Find each line holding "яхта" and copy it out.

(Data excerpts)

+===+

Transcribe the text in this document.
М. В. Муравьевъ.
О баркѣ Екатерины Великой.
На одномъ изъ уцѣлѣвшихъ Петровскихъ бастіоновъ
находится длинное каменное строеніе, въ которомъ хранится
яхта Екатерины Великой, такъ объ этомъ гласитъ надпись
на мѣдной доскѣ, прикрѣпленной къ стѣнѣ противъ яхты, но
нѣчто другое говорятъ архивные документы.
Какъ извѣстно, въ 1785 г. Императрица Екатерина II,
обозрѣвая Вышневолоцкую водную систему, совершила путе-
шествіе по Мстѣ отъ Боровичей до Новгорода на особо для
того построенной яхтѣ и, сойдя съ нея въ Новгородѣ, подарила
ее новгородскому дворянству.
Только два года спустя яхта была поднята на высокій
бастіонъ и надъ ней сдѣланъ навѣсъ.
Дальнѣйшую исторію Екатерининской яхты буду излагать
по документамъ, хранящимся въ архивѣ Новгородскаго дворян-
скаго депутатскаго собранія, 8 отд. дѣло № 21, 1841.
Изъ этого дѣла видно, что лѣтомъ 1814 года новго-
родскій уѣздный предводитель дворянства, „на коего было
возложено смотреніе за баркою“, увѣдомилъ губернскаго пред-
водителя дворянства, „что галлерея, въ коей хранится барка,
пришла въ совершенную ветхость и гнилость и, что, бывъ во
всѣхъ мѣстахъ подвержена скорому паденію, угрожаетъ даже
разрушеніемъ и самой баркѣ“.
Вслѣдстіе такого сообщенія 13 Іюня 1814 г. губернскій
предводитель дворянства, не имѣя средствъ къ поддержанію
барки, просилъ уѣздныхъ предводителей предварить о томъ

+===+

**ANSWER FOR THIS EXERCISE**.
яхта Екатерины Великой, такъ объ этомъ гласитъ надпись
Только два года спустя яхта была поднята на высокій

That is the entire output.